* Do this
Identify the lines that contain the string "data" and copy all of them.
[Start of Material shown]
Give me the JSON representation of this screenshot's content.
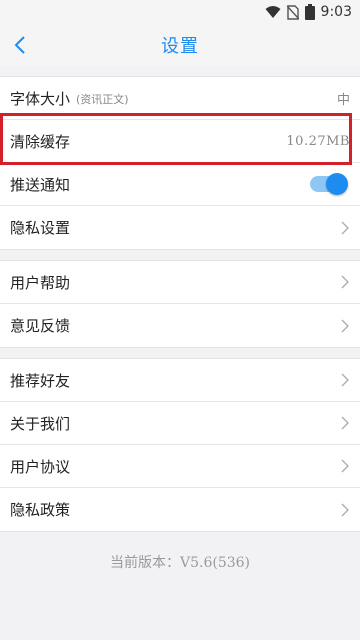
{
  "status_bar": {
    "time": "9:03",
    "battery_level": "8"
  },
  "nav": {
    "title": "设置"
  },
  "groups": [
    {
      "rows": [
        {
          "label": "字体大小",
          "sub": "(资讯正文)",
          "value": "中"
        },
        {
          "label": "清除缓存",
          "value": "10.27MB"
        },
        {
          "label": "推送通知",
          "toggle_on": true
        },
        {
          "label": "隐私设置"
        }
      ]
    },
    {
      "rows": [
        {
          "label": "用户帮助"
        },
        {
          "label": "意见反馈"
        }
      ]
    },
    {
      "rows": [
        {
          "label": "推荐好友"
        },
        {
          "label": "关于我们"
        },
        {
          "label": "用户协议"
        },
        {
          "label": "隐私政策"
        }
      ]
    }
  ],
  "footer": {
    "version_text": "当前版本：V5.6(536)"
  },
  "colors": {
    "accent": "#1d8cf0",
    "highlight": "#d4202a"
  }
}
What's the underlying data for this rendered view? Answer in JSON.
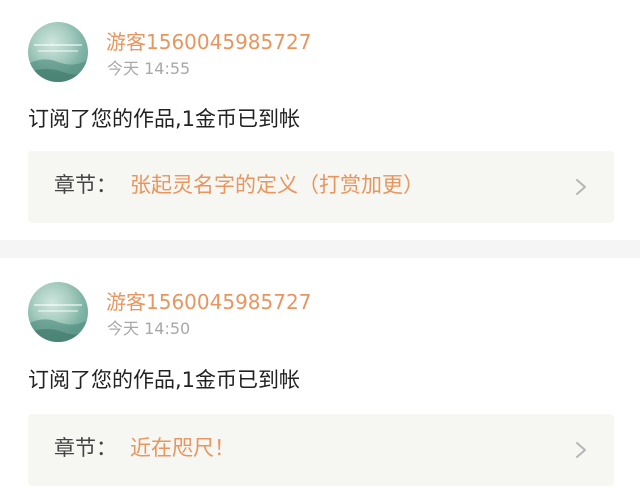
{
  "colors": {
    "accent": "#e8955e",
    "text": "#222222",
    "muted": "#a8a8a8",
    "chapter_bg": "#f6f6f2",
    "separator": "#f5f5f5"
  },
  "notifications": [
    {
      "username": "游客1560045985727",
      "time": "今天 14:55",
      "message": "订阅了您的作品,1金币已到帐",
      "chapter_prefix": "章节：",
      "chapter_title": "张起灵名字的定义（打赏加更）",
      "icon": "chevron-right-icon"
    },
    {
      "username": "游客1560045985727",
      "time": "今天 14:50",
      "message": "订阅了您的作品,1金币已到帐",
      "chapter_prefix": "章节：",
      "chapter_title": "近在咫尺！",
      "icon": "chevron-right-icon"
    }
  ]
}
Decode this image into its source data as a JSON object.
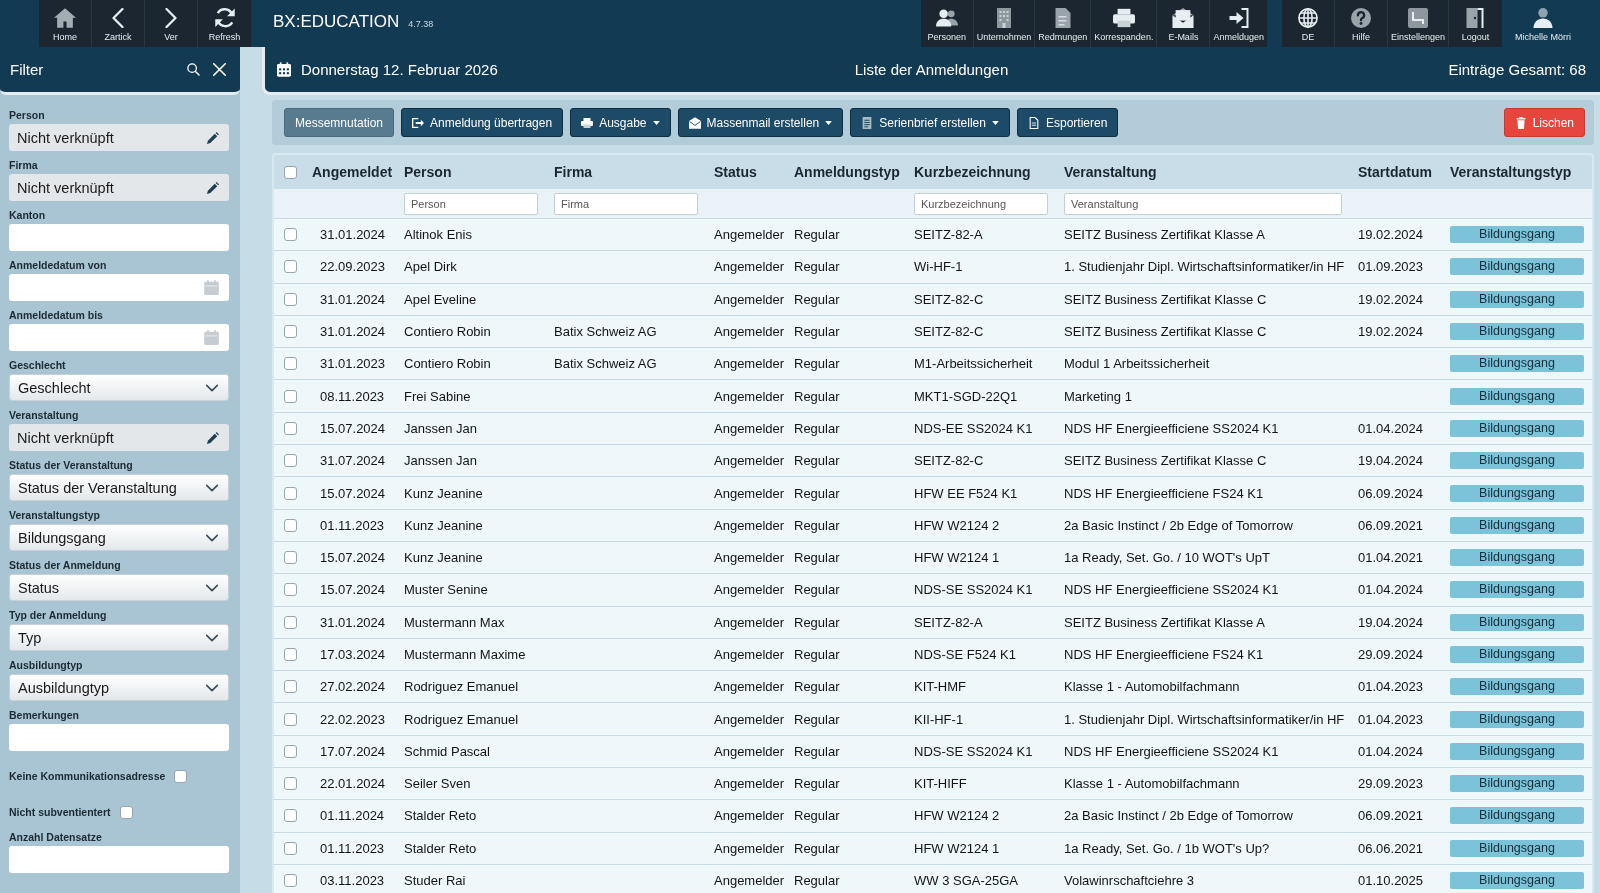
{
  "top_bar": {
    "nav": [
      {
        "label": "Home"
      },
      {
        "label": "Zartick"
      },
      {
        "label": "Ver"
      },
      {
        "label": "Refresh"
      }
    ],
    "app_title": "BX:EDUCATION",
    "version": "4.7.38",
    "modules": [
      {
        "label": "Personen"
      },
      {
        "label": "Unternohmen"
      },
      {
        "label": "Redmungen"
      },
      {
        "label": "Korrespanden."
      },
      {
        "label": "E-Mails"
      },
      {
        "label": "Anmeldugen"
      }
    ],
    "system": [
      {
        "label": "DE"
      },
      {
        "label": "Hilfe"
      },
      {
        "label": "Einstellengen"
      },
      {
        "label": "Logout"
      }
    ],
    "user": {
      "name": "Michelle Mörri"
    }
  },
  "filter_panel": {
    "title": "Filter",
    "fields": [
      {
        "kind": "link",
        "label": "Person",
        "value": "Nicht verknüpft"
      },
      {
        "kind": "link",
        "label": "Firma",
        "value": "Nicht verknüpft"
      },
      {
        "kind": "text",
        "label": "Kanton"
      },
      {
        "kind": "date",
        "label": "Anmeldedatum von"
      },
      {
        "kind": "date",
        "label": "Anmeldedatum bis"
      },
      {
        "kind": "select",
        "label": "Geschlecht",
        "value": "Geschlecht"
      },
      {
        "kind": "link",
        "label": "Veranstaltung",
        "value": "Nicht verknüpft"
      },
      {
        "kind": "select",
        "label": "Status der Veranstaltung",
        "value": "Status der Veranstaltung"
      },
      {
        "kind": "select",
        "label": "Veranstaltungstyp",
        "value": "Bildungsgang"
      },
      {
        "kind": "select",
        "label": "Status der Anmeldung",
        "value": "Status"
      },
      {
        "kind": "select",
        "label": "Typ der Anmeldung",
        "value": "Typ"
      },
      {
        "kind": "select",
        "label": "Ausbildungtyp",
        "value": "Ausbildungtyp"
      },
      {
        "kind": "text",
        "label": "Bemerkungen"
      },
      {
        "kind": "checkbox",
        "label": "Keine Kommunikationsadresse",
        "checked": false
      },
      {
        "kind": "checkbox",
        "label": "Nicht subventientert",
        "checked": false
      },
      {
        "kind": "text",
        "label": "Anzahl Datensatze"
      }
    ]
  },
  "header": {
    "date": "Donnerstag 12. Februar 2026",
    "title": "Liste der Anmeldungen",
    "total": "Einträge Gesamt: 68"
  },
  "toolbar": {
    "buttons": [
      {
        "kind": "secondary",
        "label": "Messemnutation",
        "dropdown": false
      },
      {
        "kind": "primary",
        "label": "Anmeldung übertragen",
        "dropdown": false
      },
      {
        "kind": "primary",
        "label": "Ausgabe",
        "dropdown": true
      },
      {
        "kind": "primary",
        "label": "Massenmail erstellen",
        "dropdown": true
      },
      {
        "kind": "primary",
        "label": "Serienbrief erstellen",
        "dropdown": true
      },
      {
        "kind": "primary",
        "label": "Esportieren",
        "dropdown": false
      },
      {
        "kind": "danger",
        "label": "Lischen",
        "dropdown": false
      }
    ]
  },
  "table": {
    "select_all": {
      "checked": false
    },
    "columns": [
      {
        "label": "Angemeldet"
      },
      {
        "label": "Person",
        "filter": {
          "placeholder": "Person"
        }
      },
      {
        "label": "Firma",
        "filter": {
          "placeholder": "Firma"
        }
      },
      {
        "label": "Status"
      },
      {
        "label": "Anmeldungstyp"
      },
      {
        "label": "Kurzbezeichnung",
        "filter": {
          "placeholder": "Kurzbezeichnung"
        }
      },
      {
        "label": "Veranstaltung",
        "filter": {
          "placeholder": "Veranstaltung"
        }
      },
      {
        "label": "Startdatum"
      },
      {
        "label": "Veranstaltungstyp"
      }
    ],
    "rows": [
      {
        "checked": false,
        "registered": "31.01.2024",
        "person": "Altinok Enis",
        "status": "Angemelder",
        "registration_type": "Regular",
        "short_name": "SEITZ-82-A",
        "event": "SEITZ Business Zertifikat Klasse A",
        "start_date": "19.02.2024",
        "event_type": "Bildungsgang"
      },
      {
        "checked": false,
        "registered": "22.09.2023",
        "person": "Apel Dirk",
        "status": "Angemelder",
        "registration_type": "Regular",
        "short_name": "Wi-HF-1",
        "event": "1. Studienjahr Dipl. Wirtschaftsinformatiker/in HF",
        "start_date": "01.09.2023",
        "event_type": "Bildungsgang"
      },
      {
        "checked": false,
        "registered": "31.01.2024",
        "person": "Apel Eveline",
        "status": "Angemelder",
        "registration_type": "Regular",
        "short_name": "SEITZ-82-C",
        "event": "SEITZ Business Zertifikat Klasse C",
        "start_date": "19.02.2024",
        "event_type": "Bildungsgang"
      },
      {
        "checked": false,
        "registered": "31.01.2024",
        "person": "Contiero Robin",
        "company": "Batix Schweiz AG",
        "status": "Angemelder",
        "registration_type": "Regular",
        "short_name": "SEITZ-82-C",
        "event": "SEITZ Business Zertifikat Klasse C",
        "start_date": "19.02.2024",
        "event_type": "Bildungsgang"
      },
      {
        "checked": false,
        "registered": "31.01.2023",
        "person": "Contiero Robin",
        "company": "Batix Schweiz AG",
        "status": "Angemelder",
        "registration_type": "Regular",
        "short_name": "M1-Arbeitssicherheit",
        "event": "Modul 1 Arbeitssicherheit",
        "event_type": "Bildungsgang"
      },
      {
        "checked": false,
        "registered": "08.11.2023",
        "person": "Frei Sabine",
        "status": "Angemelder",
        "registration_type": "Regular",
        "short_name": "MKT1-SGD-22Q1",
        "event": "Marketing 1",
        "event_type": "Bildungsgang"
      },
      {
        "checked": false,
        "registered": "15.07.2024",
        "person": "Janssen Jan",
        "status": "Angemelder",
        "registration_type": "Regular",
        "short_name": "NDS-EE SS2024 K1",
        "event": "NDS HF Energieefficiene SS2024 K1",
        "start_date": "01.04.2024",
        "event_type": "Bildungsgang"
      },
      {
        "checked": false,
        "registered": "31.07.2024",
        "person": "Janssen Jan",
        "status": "Angemelder",
        "registration_type": "Regular",
        "short_name": "SEITZ-82-C",
        "event": "SEITZ Business Zertifikat Klasse C",
        "start_date": "19.04.2024",
        "event_type": "Bildungsgang"
      },
      {
        "checked": false,
        "registered": "15.07.2024",
        "person": "Kunz Jeanine",
        "status": "Angemelder",
        "registration_type": "Regular",
        "short_name": "HFW EE F524 K1",
        "event": "NDS HF Energieefficiene FS24 K1",
        "start_date": "06.09.2024",
        "event_type": "Bildungsgang"
      },
      {
        "checked": false,
        "registered": "01.11.2023",
        "person": "Kunz Jeanine",
        "status": "Angemelder",
        "registration_type": "Regular",
        "short_name": "HFW W2124 2",
        "event": "2a Basic Instinct / 2b Edge of Tomorrow",
        "start_date": "06.09.2021",
        "event_type": "Bildungsgang"
      },
      {
        "checked": false,
        "registered": "15.07.2024",
        "person": "Kunz Jeanine",
        "status": "Angemelder",
        "registration_type": "Regular",
        "short_name": "HFW W2124 1",
        "event": "1a Ready, Set. Go. / 10 WOT's UpT",
        "start_date": "01.04.2021",
        "event_type": "Bildungsgang"
      },
      {
        "checked": false,
        "registered": "15.07.2024",
        "person": "Muster Senine",
        "status": "Angemelder",
        "registration_type": "Regular",
        "short_name": "NDS-SE SS2024 K1",
        "event": "NDS HF Energieefficiene SS2024 K1",
        "start_date": "01.04.2024",
        "event_type": "Bildungsgang"
      },
      {
        "checked": false,
        "registered": "31.01.2024",
        "person": "Mustermann Max",
        "status": "Angemelder",
        "registration_type": "Regular",
        "short_name": "SEITZ-82-A",
        "event": "SEITZ Business Zertifikat Klasse A",
        "start_date": "19.04.2024",
        "event_type": "Bildungsgang"
      },
      {
        "checked": false,
        "registered": "17.03.2024",
        "person": "Mustermann Maxime",
        "status": "Angemelder",
        "registration_type": "Regular",
        "short_name": "NDS-SE F524 K1",
        "event": "NDS HF Energieefficiene FS24 K1",
        "start_date": "29.09.2024",
        "event_type": "Bildungsgang"
      },
      {
        "checked": false,
        "registered": "27.02.2024",
        "person": "Rodriguez Emanuel",
        "status": "Angemelder",
        "registration_type": "Regular",
        "short_name": "KIT-HMF",
        "event": "Klasse 1 - Automobilfachmann",
        "start_date": "01.04.2023",
        "event_type": "Bildungsgang"
      },
      {
        "checked": false,
        "registered": "22.02.2023",
        "person": "Rodriguez Emanuel",
        "status": "Angemelder",
        "registration_type": "Regular",
        "short_name": "KII-HF-1",
        "event": "1. Studienjahr Dipl. Wirtschaftsinformatiker/in HF",
        "start_date": "01.04.2023",
        "event_type": "Bildungsgang"
      },
      {
        "checked": false,
        "registered": "17.07.2024",
        "person": "Schmid Pascal",
        "status": "Angemelder",
        "registration_type": "Regular",
        "short_name": "NDS-SE SS2024 K1",
        "event": "NDS HF Energieefficiene SS2024 K1",
        "start_date": "01.04.2024",
        "event_type": "Bildungsgang"
      },
      {
        "checked": false,
        "registered": "22.01.2024",
        "person": "Seiler Sven",
        "status": "Angemelder",
        "registration_type": "Regular",
        "short_name": "KIT-HIFF",
        "event": "Klasse 1 - Automobilfachmann",
        "start_date": "29.09.2023",
        "event_type": "Bildungsgang"
      },
      {
        "checked": false,
        "registered": "01.11.2024",
        "person": "Stalder Reto",
        "status": "Angemelder",
        "registration_type": "Regular",
        "short_name": "HFW W2124 2",
        "event": "2a Basic Instinct / 2b Edge of Tomorrow",
        "start_date": "06.09.2021",
        "event_type": "Bildungsgang"
      },
      {
        "checked": false,
        "registered": "01.11.2023",
        "person": "Stalder Reto",
        "status": "Angemelder",
        "registration_type": "Regular",
        "short_name": "HFW W2124 1",
        "event": "1a Ready, Set. Go. / 1b WOT's Up?",
        "start_date": "06.06.2021",
        "event_type": "Bildungsgang"
      },
      {
        "checked": false,
        "registered": "03.11.2023",
        "person": "Studer Rai",
        "status": "Angemelder",
        "registration_type": "Regular",
        "short_name": "WW 3 SGA-25GA",
        "event": "Volawinrschaftciehre 3",
        "start_date": "01.10.2025",
        "event_type": "Bildungsgang"
      }
    ]
  }
}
[End of Material shown]
* Exercise solution
What's the underlying data for this rendered view? Answer in JSON.
Decode this image into its source data as a JSON object.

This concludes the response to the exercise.